**Task objective**. Each record below must be returned exactly as shown.

═════ Input rows

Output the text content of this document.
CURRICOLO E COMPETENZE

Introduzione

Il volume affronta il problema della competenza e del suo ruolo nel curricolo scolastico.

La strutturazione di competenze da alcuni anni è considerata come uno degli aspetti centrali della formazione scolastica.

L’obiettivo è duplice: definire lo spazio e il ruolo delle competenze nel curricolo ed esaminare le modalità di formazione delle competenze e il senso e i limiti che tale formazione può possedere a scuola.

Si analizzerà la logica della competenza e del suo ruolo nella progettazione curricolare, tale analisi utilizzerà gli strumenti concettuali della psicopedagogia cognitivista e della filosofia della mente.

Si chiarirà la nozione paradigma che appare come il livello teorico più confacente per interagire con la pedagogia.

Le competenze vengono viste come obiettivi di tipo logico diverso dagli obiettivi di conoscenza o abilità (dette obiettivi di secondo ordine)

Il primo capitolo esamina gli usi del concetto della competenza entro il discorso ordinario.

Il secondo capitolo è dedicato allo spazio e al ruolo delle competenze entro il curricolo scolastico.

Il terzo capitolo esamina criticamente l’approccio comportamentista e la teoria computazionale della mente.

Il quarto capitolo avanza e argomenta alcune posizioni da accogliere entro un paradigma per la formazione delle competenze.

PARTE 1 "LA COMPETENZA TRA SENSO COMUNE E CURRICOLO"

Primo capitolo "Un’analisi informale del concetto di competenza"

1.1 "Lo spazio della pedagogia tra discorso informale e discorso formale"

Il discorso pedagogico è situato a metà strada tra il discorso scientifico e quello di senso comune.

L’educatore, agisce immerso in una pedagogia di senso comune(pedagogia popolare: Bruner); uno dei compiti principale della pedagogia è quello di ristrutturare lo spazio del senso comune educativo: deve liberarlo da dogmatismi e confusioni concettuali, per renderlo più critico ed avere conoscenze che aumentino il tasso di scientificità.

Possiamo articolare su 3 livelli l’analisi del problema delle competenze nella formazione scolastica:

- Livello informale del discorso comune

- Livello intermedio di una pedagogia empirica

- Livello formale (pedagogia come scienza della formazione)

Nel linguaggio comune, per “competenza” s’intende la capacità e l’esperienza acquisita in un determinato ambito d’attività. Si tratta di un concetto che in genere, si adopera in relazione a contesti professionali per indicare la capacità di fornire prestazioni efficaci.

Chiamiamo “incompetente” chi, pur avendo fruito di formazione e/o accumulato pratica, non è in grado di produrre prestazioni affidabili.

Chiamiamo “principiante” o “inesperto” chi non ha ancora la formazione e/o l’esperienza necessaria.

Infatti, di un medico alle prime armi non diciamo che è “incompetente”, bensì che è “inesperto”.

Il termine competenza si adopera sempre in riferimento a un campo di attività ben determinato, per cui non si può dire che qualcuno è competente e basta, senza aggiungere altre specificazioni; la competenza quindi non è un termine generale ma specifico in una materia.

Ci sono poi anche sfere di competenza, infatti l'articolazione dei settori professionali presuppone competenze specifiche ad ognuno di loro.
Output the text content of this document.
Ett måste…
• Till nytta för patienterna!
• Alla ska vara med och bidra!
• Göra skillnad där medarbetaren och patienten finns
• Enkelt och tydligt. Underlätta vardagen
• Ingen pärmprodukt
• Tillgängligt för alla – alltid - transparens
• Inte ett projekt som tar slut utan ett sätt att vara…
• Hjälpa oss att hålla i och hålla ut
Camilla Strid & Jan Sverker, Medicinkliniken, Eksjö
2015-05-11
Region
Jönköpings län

══════════

**Result of the task**.
Output the text content of this document.
CURRICOLO E COMPETENZE

Introduzione

Il volume affronta il problema della competenza e del suo ruolo nel curricolo scolastico.

La strutturazione di competenze da alcuni anni è considerata come uno degli aspetti centrali della formazione scolastica.

L’obiettivo è duplice: definire lo spazio e il ruolo delle competenze nel curricolo ed esaminare le modalità di formazione delle competenze e il senso e i limiti che tale formazione può possedere a scuola.

Si analizzerà la logica della competenza e del suo ruolo nella progettazione curricolare, tale analisi utilizzerà gli strumenti concettuali della psicopedagogia cognitivista e della filosofia della mente.

Si chiarirà la nozione paradigma che appare come il livello teorico più confacente per interagire con la pedagogia.

Le competenze vengono viste come obiettivi di tipo logico diverso dagli obiettivi di conoscenza o abilità (dette obiettivi di secondo ordine)

Il primo capitolo esamina gli usi del concetto della competenza entro il discorso ordinario.

Il secondo capitolo è dedicato allo spazio e al ruolo delle competenze entro il curricolo scolastico.

Il terzo capitolo esamina criticamente l’approccio comportamentista e la teoria computazionale della mente.

Il quarto capitolo avanza e argomenta alcune posizioni da accogliere entro un paradigma per la formazione delle competenze.

PARTE 1 "LA COMPETENZA TRA SENSO COMUNE E CURRICOLO"

Primo capitolo "Un’analisi informale del concetto di competenza"

1.1 "Lo spazio della pedagogia tra discorso informale e discorso formale"

Il discorso pedagogico è situato a metà strada tra il discorso scientifico e quello di senso comune.

L’educatore, agisce immerso in una pedagogia di senso comune(pedagogia popolare: Bruner); uno dei compiti principale della pedagogia è quello di ristrutturare lo spazio del senso comune educativo: deve liberarlo da dogmatismi e confusioni concettuali, per renderlo più critico ed avere conoscenze che aumentino il tasso di scientificità.

Possiamo articolare su 3 livelli l’analisi del problema delle competenze nella formazione scolastica:

- Livello informale del discorso comune

- Livello intermedio di una pedagogia empirica

- Livello formale (pedagogia come scienza della formazione)

Nel linguaggio comune, per “competenza” s’intende la capacità e l’esperienza acquisita in un determinato ambito d’attività. Si tratta di un concetto che in genere, si adopera in relazione a contesti professionali per indicare la capacità di fornire prestazioni efficaci.

Chiamiamo “incompetente” chi, pur avendo fruito di formazione e/o accumulato pratica, non è in grado di produrre prestazioni affidabili.

Chiamiamo “principiante” o “inesperto” chi non ha ancora la formazione e/o l’esperienza necessaria.

Infatti, di un medico alle prime armi non diciamo che è “incompetente”, bensì che è “inesperto”.

Il termine competenza si adopera sempre in riferimento a un campo di attività ben determinato, per cui non si può dire che qualcuno è competente e basta, senza aggiungere altre specificazioni; la competenza quindi non è un termine generale ma specifico in una materia.

Ci sono poi anche sfere di competenza, infatti l'articolazione dei settori professionali presuppone competenze specifiche ad ognuno di loro.
Output the text content of this document.
Ett måste…
• Till nytta för patienterna!
• Alla ska vara med och bidra!
• Göra skillnad där medarbetaren och patienten finns
• Enkelt och tydligt. Underlätta vardagen
• Ingen pärmprodukt
• Tillgängligt för alla – alltid - transparens
• Inte ett projekt som tar slut utan ett sätt att vara…
• Hjälpa oss att hålla i och hålla ut
Camilla Strid & Jan Sverker, Medicinkliniken, Eksjö
2015-05-11
Region
Jönköpings län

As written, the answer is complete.